EXERCISE AIM:
Gather the lines from the material that contain "Systems".

[Begin]

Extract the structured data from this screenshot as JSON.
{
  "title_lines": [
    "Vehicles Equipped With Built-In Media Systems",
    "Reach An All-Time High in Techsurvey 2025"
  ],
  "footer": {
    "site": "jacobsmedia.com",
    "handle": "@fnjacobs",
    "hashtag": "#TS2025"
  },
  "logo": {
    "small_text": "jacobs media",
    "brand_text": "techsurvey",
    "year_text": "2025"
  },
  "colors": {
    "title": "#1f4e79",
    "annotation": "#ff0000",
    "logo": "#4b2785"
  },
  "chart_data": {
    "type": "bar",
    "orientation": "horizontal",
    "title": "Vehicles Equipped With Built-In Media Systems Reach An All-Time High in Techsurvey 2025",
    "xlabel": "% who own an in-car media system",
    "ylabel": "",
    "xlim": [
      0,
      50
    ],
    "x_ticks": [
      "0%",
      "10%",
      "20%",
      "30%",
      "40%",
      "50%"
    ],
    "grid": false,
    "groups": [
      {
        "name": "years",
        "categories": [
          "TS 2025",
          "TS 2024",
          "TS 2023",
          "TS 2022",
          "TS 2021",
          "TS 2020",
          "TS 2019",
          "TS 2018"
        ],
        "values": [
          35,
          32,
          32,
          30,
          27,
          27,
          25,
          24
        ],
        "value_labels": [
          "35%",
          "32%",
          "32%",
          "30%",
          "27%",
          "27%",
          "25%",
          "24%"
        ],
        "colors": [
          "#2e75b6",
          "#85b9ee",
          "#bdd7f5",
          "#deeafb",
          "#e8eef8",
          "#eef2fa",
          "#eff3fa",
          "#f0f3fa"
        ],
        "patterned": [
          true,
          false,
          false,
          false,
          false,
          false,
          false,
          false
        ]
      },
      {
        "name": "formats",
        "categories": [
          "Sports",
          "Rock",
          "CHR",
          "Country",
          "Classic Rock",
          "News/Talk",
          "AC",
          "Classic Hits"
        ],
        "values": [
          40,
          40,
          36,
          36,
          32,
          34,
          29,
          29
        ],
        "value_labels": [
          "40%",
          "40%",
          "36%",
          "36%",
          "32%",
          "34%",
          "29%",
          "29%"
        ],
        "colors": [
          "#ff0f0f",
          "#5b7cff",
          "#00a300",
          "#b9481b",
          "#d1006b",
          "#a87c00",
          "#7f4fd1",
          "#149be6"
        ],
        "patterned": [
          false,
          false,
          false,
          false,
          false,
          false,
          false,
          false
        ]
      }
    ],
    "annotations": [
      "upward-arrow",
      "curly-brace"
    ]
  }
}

[End]

RESPONSE BELOW:
    "Vehicles Equipped With Built-In Media Systems",
    "title": "Vehicles Equipped With Built-In Media Systems Reach An All-Time High in Techsurvey 2025",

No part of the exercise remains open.